╭─ 本文
タンパク質の誤ったフォールディングと神経変性疾患
出典: フリー百科事典『ウィキペディア(Wikipedia)』 (2021/07/10 14:02 UTC 版)
「フォールディング」の記事における「タンパク質の誤ったフォールディングと神経変性疾患」の解説
詳細は「プロテオパチー」を参照 タンパク質は、通常の天然状態を得られない場合、ミスフォールド(誤った折りたたみ)をしていると考えられる。これは、アミノ酸配列の突然変異または外部要因による通常のフォールディングプロセスの混乱が原因である可能性がある。ミスフォールドされたタンパク質は、通常、クロスβ構造として知られる超分子配列で組織化されたβシートを含んでいる。これらのβシートが豊富に含んだ集合体は、非常に安定し極めて不溶性であり、一般にタンパク質分解に対して耐性がある。これらのフィブリル状集合体の構造的安定性は、βストランド間の主鎖水素結合によって形成されたタンパク質モノマー間の広範な相互作用によってもたらされる。タンパク質のミスフォールディングは、他のタンパク質の凝集体またはオリゴマーへのさらなるミスフォールディングや蓄積を引き起こす可能性がある。細胞内で凝集したタンパク質のレベルが上昇すると、変性疾患や細胞死を引き起こす可能性のあるアミロイド様構造の形成につながる。アミロイドは、分子間水素結合を含む線維状構造であり、極めて不溶性で、転換されたタンパク質の集合体から作られる。そのため、プロテアソーム経路では、凝集する前にミスフォールドしたタンパク質を分解するのに十分な効率が得られない場合がある。ミスフォールドされたタンパク質は、互いに相互作用して構造化された凝集体を形成し、分子間相互作用を通じて毒性を獲得する可能性がある。 凝集タンパク質は、クロイツフェルト・ヤコブ病、牛海綿状脳症 (狂牛病) などのプリオン関連疾患、アルツハイマー病および家族性アミロイド(英語版)心筋症または多神経症などのアミロイド関連疾患、ならびにハンチントン病およびパーキンソン病などの細胞内凝集性疾患と関連している。これらの加齢性変性疾患は、不溶性の細胞外凝集体および(または)クロスβアミロイド原線維を含む細胞内封入体へのミスフォールドタンパク質の凝集に関連している。これは凝集体が原因なのか、それとも単にタンパク質の恒常性の喪失、合成、フォールディング、凝集、タンパク質代謝回転のバランスを反映しているだけなのかは完全には明らかではない。最近、欧州医薬品庁は、トランスサイレチンアミロイド疾患の治療のためのタファミディス(英語版)(Tafamidis)またはビンダケル (Vyndaqel; 四量体トランスサイレチンの動態安定化剤) の使用を承認した。このことは、ヒトのアミロイド疾患において、アミロイド原線維形成プロセス (原線維自体ではなく) が、有糸分裂後の組織の変性を引き起こすことを示唆している。フォールディングや機能ではなく、ミスフォールディングや過度の分解は、アンチトリプシン関連肺気腫、嚢胞性線維症、リソソーム蓄積症などの多くのプロテオパチー疾患を引き起こし、機能の喪失が障害の根源となっている。後者の疾患を修正するためにタンパク質補充療法が歴史的に使用されてきたが、新たなアプローチは、薬理シャペロン(英語版)を使用して変異タンパク質を折りたたんで機能させる状態にすることが挙げられる。
╰─
╭─ データ抜粋
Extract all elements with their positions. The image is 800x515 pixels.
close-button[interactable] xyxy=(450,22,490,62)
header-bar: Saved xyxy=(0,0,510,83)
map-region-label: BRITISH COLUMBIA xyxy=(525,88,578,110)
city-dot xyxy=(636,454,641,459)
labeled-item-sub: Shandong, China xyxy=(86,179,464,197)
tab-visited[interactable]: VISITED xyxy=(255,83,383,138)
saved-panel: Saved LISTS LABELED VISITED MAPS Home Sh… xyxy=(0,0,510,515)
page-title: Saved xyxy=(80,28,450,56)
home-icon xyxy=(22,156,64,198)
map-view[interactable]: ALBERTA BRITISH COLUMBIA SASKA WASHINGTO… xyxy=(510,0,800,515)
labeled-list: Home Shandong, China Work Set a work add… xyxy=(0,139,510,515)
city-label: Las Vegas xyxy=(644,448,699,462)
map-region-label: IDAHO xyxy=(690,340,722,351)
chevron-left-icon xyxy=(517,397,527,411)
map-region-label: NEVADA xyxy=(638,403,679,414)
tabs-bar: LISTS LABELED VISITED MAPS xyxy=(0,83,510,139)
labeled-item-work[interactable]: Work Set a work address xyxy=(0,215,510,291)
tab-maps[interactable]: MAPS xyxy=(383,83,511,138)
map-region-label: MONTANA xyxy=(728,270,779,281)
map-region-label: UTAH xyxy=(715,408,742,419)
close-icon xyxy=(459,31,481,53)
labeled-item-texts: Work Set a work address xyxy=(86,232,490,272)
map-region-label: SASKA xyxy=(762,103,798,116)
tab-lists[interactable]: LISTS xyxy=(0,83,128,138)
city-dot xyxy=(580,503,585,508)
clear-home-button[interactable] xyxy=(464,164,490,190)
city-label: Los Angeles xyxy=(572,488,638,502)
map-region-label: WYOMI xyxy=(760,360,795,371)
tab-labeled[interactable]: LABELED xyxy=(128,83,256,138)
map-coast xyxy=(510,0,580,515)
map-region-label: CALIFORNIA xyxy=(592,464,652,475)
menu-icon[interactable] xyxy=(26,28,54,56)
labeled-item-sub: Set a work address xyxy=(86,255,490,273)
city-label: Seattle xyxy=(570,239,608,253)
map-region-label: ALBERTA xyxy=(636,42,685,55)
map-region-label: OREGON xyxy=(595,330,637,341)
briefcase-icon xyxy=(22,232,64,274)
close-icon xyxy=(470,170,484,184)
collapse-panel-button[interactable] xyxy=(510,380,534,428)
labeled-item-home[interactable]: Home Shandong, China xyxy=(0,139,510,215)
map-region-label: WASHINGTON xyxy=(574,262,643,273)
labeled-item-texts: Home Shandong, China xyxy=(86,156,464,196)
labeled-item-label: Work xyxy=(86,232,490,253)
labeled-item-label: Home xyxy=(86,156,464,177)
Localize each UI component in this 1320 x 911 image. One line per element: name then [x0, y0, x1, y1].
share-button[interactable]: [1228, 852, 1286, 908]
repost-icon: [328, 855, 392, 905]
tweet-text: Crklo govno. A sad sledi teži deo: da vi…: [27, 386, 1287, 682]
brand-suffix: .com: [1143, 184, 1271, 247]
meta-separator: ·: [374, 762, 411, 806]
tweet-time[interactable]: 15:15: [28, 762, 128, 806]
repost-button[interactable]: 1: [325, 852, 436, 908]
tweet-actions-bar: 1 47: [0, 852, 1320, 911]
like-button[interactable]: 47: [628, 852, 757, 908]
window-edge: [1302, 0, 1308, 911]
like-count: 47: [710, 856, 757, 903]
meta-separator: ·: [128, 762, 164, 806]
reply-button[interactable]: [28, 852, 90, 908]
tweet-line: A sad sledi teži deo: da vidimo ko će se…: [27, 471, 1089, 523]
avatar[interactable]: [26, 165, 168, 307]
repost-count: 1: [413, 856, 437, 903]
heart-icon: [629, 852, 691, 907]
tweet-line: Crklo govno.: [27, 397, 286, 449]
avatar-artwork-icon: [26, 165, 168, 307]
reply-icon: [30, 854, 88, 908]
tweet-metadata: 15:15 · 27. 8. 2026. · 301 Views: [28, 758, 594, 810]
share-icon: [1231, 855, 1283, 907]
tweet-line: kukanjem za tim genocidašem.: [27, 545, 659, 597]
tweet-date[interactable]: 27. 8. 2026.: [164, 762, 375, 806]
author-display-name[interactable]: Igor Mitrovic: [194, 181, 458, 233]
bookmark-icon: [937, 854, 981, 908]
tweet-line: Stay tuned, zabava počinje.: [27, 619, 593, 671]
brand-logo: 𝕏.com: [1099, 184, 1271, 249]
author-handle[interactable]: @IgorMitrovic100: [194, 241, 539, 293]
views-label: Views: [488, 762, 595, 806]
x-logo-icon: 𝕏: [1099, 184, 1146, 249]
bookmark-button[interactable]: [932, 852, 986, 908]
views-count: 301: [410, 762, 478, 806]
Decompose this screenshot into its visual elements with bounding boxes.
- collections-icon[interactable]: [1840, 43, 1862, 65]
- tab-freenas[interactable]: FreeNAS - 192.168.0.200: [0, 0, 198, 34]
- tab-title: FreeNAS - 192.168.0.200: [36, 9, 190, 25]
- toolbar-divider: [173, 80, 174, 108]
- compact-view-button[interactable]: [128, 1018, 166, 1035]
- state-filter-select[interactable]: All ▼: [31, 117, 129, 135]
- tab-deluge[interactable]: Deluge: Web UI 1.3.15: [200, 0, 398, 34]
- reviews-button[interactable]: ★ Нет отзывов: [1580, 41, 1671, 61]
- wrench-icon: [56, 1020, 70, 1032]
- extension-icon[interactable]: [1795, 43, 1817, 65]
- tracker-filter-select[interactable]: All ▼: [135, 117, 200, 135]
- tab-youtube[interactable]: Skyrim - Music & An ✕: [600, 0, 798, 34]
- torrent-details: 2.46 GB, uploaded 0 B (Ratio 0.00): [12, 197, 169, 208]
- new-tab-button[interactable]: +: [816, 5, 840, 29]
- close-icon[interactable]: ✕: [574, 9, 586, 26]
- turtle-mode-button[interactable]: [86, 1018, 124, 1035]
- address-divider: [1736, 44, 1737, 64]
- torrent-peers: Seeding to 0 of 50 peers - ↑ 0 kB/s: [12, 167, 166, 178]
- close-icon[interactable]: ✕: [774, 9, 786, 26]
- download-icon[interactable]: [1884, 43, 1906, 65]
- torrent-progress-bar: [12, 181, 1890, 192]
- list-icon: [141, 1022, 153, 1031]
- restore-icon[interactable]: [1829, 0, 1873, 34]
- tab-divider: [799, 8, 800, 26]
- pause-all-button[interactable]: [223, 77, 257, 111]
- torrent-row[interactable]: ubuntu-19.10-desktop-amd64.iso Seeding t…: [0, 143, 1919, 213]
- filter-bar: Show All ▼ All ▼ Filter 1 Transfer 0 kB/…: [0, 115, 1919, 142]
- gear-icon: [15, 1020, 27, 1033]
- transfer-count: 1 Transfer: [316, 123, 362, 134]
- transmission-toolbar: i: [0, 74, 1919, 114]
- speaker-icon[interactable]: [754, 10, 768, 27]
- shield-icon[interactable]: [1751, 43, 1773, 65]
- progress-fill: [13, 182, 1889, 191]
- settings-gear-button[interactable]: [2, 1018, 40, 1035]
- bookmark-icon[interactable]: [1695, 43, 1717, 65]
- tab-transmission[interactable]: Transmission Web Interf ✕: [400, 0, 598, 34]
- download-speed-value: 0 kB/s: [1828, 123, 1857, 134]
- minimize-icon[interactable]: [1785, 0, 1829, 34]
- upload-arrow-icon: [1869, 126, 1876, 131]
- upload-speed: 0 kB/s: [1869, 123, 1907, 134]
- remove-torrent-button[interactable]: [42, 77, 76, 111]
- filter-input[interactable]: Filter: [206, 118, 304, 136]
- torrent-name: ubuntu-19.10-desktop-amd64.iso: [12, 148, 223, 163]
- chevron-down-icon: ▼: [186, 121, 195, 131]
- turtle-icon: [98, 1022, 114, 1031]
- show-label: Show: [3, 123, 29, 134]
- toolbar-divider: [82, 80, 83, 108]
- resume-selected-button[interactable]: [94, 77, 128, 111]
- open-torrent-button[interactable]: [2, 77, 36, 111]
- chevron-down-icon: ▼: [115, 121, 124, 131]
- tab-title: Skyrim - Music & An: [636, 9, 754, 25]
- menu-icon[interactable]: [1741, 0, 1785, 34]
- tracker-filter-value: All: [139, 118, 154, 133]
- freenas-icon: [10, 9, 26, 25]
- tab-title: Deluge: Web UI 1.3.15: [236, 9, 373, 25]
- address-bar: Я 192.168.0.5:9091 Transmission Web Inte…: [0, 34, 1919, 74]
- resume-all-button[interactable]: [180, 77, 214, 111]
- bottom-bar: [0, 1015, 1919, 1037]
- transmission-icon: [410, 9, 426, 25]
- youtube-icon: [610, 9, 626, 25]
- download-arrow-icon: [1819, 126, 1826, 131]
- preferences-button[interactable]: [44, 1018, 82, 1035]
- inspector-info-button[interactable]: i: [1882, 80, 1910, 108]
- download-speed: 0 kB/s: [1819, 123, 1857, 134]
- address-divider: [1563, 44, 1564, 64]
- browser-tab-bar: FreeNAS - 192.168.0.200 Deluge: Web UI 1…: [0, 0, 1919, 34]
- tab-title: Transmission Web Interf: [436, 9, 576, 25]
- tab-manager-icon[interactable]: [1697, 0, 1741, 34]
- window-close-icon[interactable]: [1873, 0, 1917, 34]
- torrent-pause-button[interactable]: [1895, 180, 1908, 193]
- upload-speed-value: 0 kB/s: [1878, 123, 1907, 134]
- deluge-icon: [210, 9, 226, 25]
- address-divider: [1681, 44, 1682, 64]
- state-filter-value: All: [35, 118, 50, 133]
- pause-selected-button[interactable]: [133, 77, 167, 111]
╰─
* 課題の要件:
タンパク質のミスフォールディングに関する本文によると、βシートを豊富に含む集合体はどのような性質を持つか答えよ。 エントリは本文とは別の資料である。

* 解答の出力:
非常に安定し極めて不溶性であり、一般にタンパク質分解に対して耐性がある。